* Data listing:
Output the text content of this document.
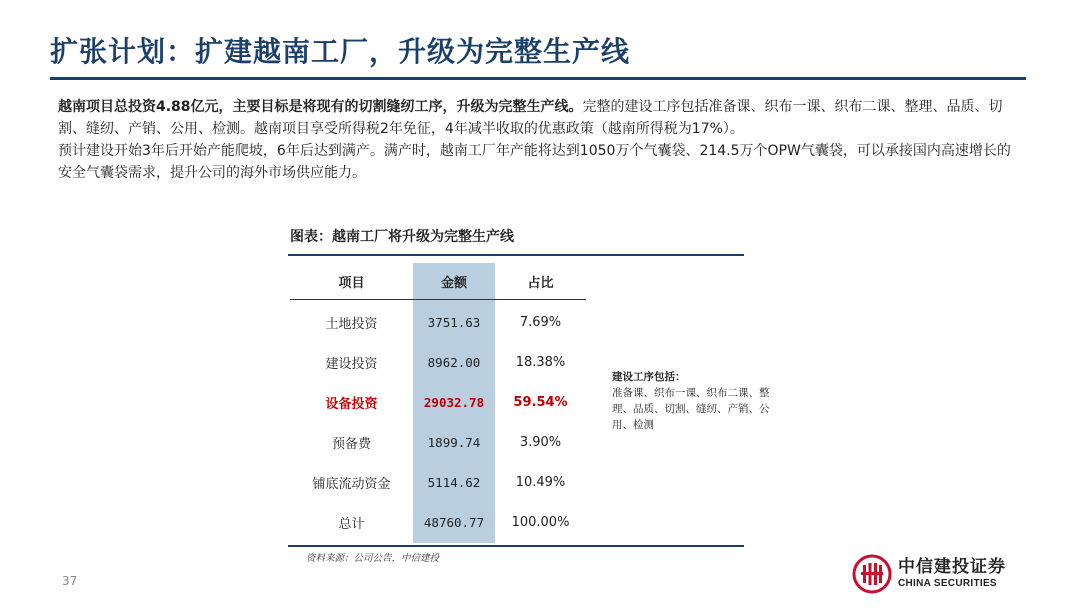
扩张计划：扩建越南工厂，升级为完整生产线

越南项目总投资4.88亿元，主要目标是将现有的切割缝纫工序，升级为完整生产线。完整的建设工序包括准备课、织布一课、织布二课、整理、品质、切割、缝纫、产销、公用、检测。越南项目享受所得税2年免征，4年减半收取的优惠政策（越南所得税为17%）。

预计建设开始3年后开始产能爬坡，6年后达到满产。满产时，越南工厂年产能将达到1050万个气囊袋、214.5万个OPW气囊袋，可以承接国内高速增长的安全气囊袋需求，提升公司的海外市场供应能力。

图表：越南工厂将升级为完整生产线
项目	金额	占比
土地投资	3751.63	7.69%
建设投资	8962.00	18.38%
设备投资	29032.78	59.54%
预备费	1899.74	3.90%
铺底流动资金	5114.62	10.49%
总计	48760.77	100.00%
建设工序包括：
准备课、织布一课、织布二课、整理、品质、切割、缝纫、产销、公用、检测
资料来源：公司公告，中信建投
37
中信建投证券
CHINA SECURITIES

* Exercise instructions:
Repeat the records above verbatim, with no pictures in the result.

* Written reply:
Output the text content of this document.
扩张计划：扩建越南工厂，升级为完整生产线

越南项目总投资4.88亿元，主要目标是将现有的切割缝纫工序，升级为完整生产线。完整的建设工序包括准备课、织布一课、织布二课、整理、品质、切割、缝纫、产销、公用、检测。越南项目享受所得税2年免征，4年减半收取的优惠政策（越南所得税为17%）。

预计建设开始3年后开始产能爬坡，6年后达到满产。满产时，越南工厂年产能将达到1050万个气囊袋、214.5万个OPW气囊袋，可以承接国内高速增长的安全气囊袋需求，提升公司的海外市场供应能力。

图表：越南工厂将升级为完整生产线
项目	金额	占比
土地投资	3751.63	7.69%
建设投资	8962.00	18.38%
设备投资	29032.78	59.54%
预备费	1899.74	3.90%
铺底流动资金	5114.62	10.49%
总计	48760.77	100.00%
建设工序包括：
准备课、织布一课、织布二课、整理、品质、切割、缝纫、产销、公用、检测
资料来源：公司公告，中信建投
37
中信建投证券
CHINA SECURITIES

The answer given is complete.